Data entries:
• • •

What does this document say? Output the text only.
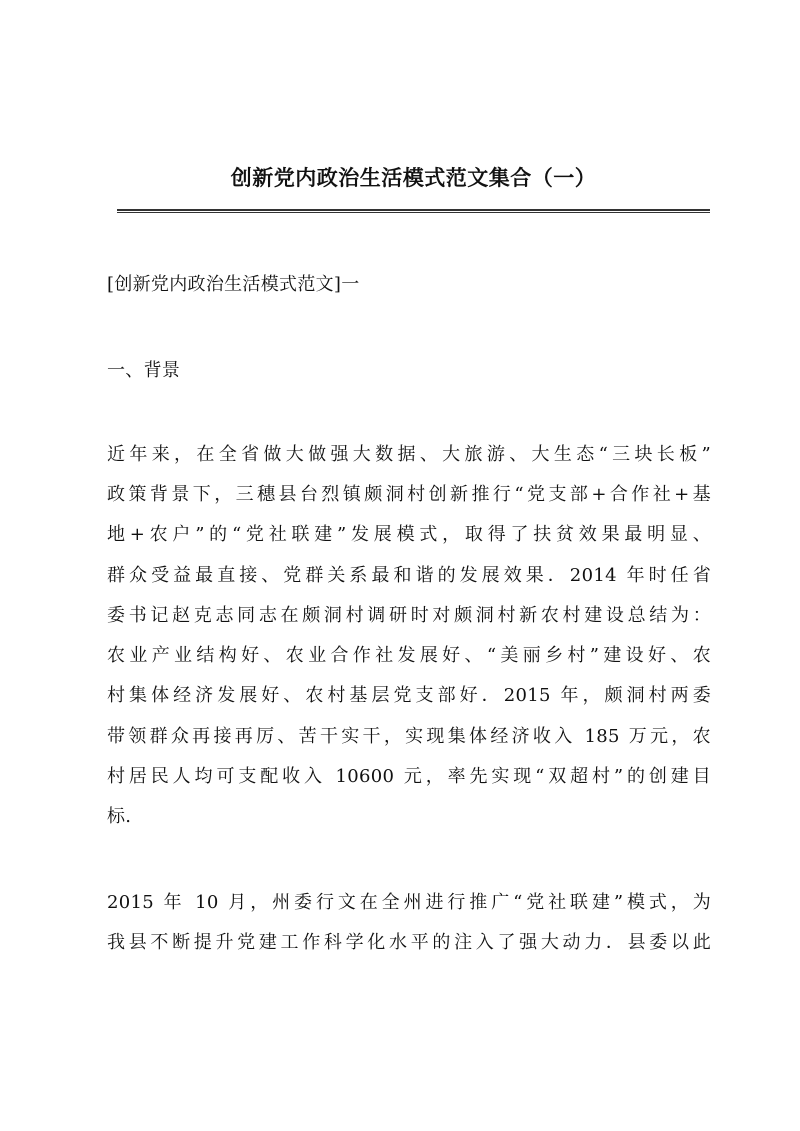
创新党内政治生活模式范文集合（一）
[创新党内政治生活模式范文]一
一、背景
近年来，在全省做大做强大数据、大旅游、大生态“三块长板”
政策背景下，三穗县台烈镇颇洞村创新推行“党支部+合作社+基
地+农户”的“党社联建”发展模式，取得了扶贫效果最明显、
群众受益最直接、党群关系最和谐的发展效果．2014 年时任省
委书记赵克志同志在颇洞村调研时对颇洞村新农村建设总结为：
农业产业结构好、农业合作社发展好、“美丽乡村”建设好、农
村集体经济发展好、农村基层党支部好．2015 年，颇洞村两委
带领群众再接再厉、苦干实干，实现集体经济收入 185 万元，农
村居民人均可支配收入 10600 元，率先实现“双超村”的创建目
标.
2015 年 10 月，州委行文在全州进行推广“党社联建”模式，为
我县不断提升党建工作科学化水平的注入了强大动力．县委以此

• • •

**TASK STATEMENT**
Reproduce each entry precisely, dropping only the pictures.

**FINISHED EXERCISE**
What does this document say? Output the text only.
创新党内政治生活模式范文集合（一）
[创新党内政治生活模式范文]一
一、背景
近年来，在全省做大做强大数据、大旅游、大生态“三块长板”
政策背景下，三穗县台烈镇颇洞村创新推行“党支部+合作社+基
地+农户”的“党社联建”发展模式，取得了扶贫效果最明显、
群众受益最直接、党群关系最和谐的发展效果．2014 年时任省
委书记赵克志同志在颇洞村调研时对颇洞村新农村建设总结为：
农业产业结构好、农业合作社发展好、“美丽乡村”建设好、农
村集体经济发展好、农村基层党支部好．2015 年，颇洞村两委
带领群众再接再厉、苦干实干，实现集体经济收入 185 万元，农
村居民人均可支配收入 10600 元，率先实现“双超村”的创建目
标.
2015 年 10 月，州委行文在全州进行推广“党社联建”模式，为
我县不断提升党建工作科学化水平的注入了强大动力．县委以此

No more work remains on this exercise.